Data shown:
····················

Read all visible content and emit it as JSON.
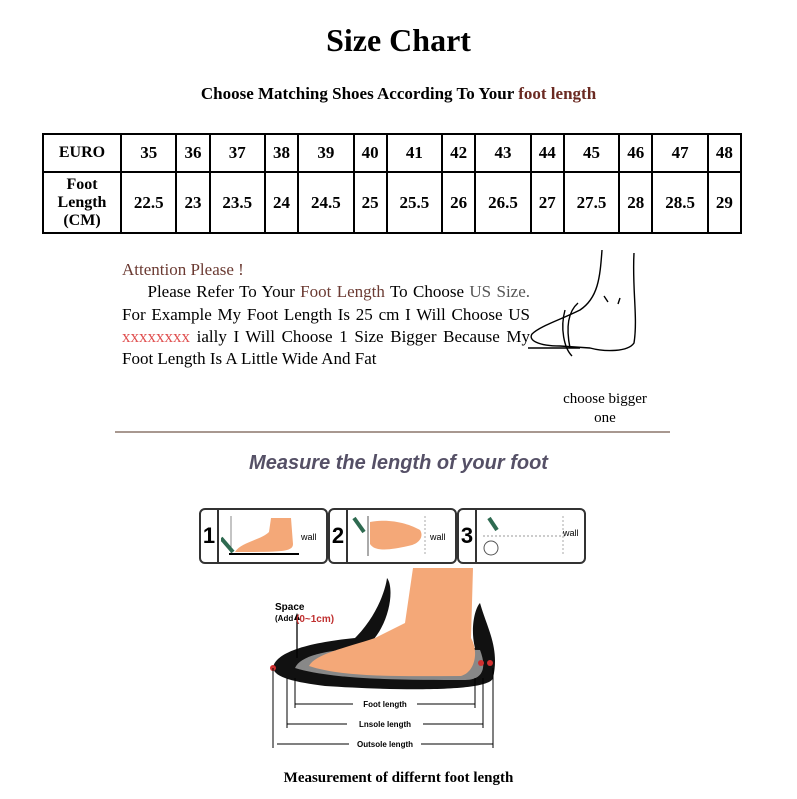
{
  "title": "Size Chart",
  "subtitle": {
    "prefix": "Choose Matching Shoes According To Your",
    "highlight": "foot length"
  },
  "table": {
    "row_headers": [
      "EURO",
      "Foot Length (CM)"
    ],
    "euro": [
      "35",
      "36",
      "37",
      "38",
      "39",
      "40",
      "41",
      "42",
      "43",
      "44",
      "45",
      "46",
      "47",
      "48"
    ],
    "foot_length_cm": [
      "22.5",
      "23",
      "23.5",
      "24",
      "24.5",
      "25",
      "25.5",
      "26",
      "26.5",
      "27",
      "27.5",
      "28",
      "28.5",
      "29"
    ]
  },
  "attention": {
    "heading": "Attention Please !",
    "p1": "Please Refer To Your",
    "p2": "Foot Length",
    "p3": "To Choose",
    "p4": "US Size.",
    "p5": "For Example My Foot Length Is 25 cm I Will Choose US",
    "p6": "xxxxxxxx",
    "p7": "ially I Will Choose 1 Size Bigger Because My Foot Length Is A Little Wide And Fat"
  },
  "foot_sketch_caption": "choose bigger one",
  "measure_heading": "Measure the length of your foot",
  "steps": [
    {
      "num": "1",
      "label": "wall"
    },
    {
      "num": "2",
      "label": "wall"
    },
    {
      "num": "3",
      "label": "wall"
    }
  ],
  "diagram": {
    "space_label": "Space",
    "add_prefix": "(Add",
    "add_value": "(0~1cm)",
    "lengths": [
      "Foot length",
      "Lnsole length",
      "Outsole length"
    ]
  },
  "caption": "Measurement of differnt foot length",
  "colors": {
    "highlight": "#6b2a22",
    "skin": "#f4a878",
    "red_text": "#e05050"
  }
}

····················

Work to complete: Extract all the entries word for word; omit any pictures.

Result:
Read all visible content and emit it as JSON.
{
  "title": "Size Chart",
  "subtitle": {
    "prefix": "Choose Matching Shoes According To Your",
    "highlight": "foot length"
  },
  "table": {
    "row_headers": [
      "EURO",
      "Foot Length (CM)"
    ],
    "euro": [
      "35",
      "36",
      "37",
      "38",
      "39",
      "40",
      "41",
      "42",
      "43",
      "44",
      "45",
      "46",
      "47",
      "48"
    ],
    "foot_length_cm": [
      "22.5",
      "23",
      "23.5",
      "24",
      "24.5",
      "25",
      "25.5",
      "26",
      "26.5",
      "27",
      "27.5",
      "28",
      "28.5",
      "29"
    ]
  },
  "attention": {
    "heading": "Attention Please !",
    "p1": "Please Refer To Your",
    "p2": "Foot Length",
    "p3": "To Choose",
    "p4": "US Size.",
    "p5": "For Example My Foot Length Is 25 cm I Will Choose US",
    "p6": "xxxxxxxx",
    "p7": "ially I Will Choose 1 Size Bigger Because My Foot Length Is A Little Wide And Fat"
  },
  "foot_sketch_caption": "choose bigger one",
  "measure_heading": "Measure the length of your foot",
  "steps": [
    {
      "num": "1",
      "label": "wall"
    },
    {
      "num": "2",
      "label": "wall"
    },
    {
      "num": "3",
      "label": "wall"
    }
  ],
  "diagram": {
    "space_label": "Space",
    "add_prefix": "(Add",
    "add_value": "(0~1cm)",
    "lengths": [
      "Foot length",
      "Lnsole length",
      "Outsole length"
    ]
  },
  "caption": "Measurement of differnt foot length",
  "colors": {
    "highlight": "#6b2a22",
    "skin": "#f4a878",
    "red_text": "#e05050"
  }
}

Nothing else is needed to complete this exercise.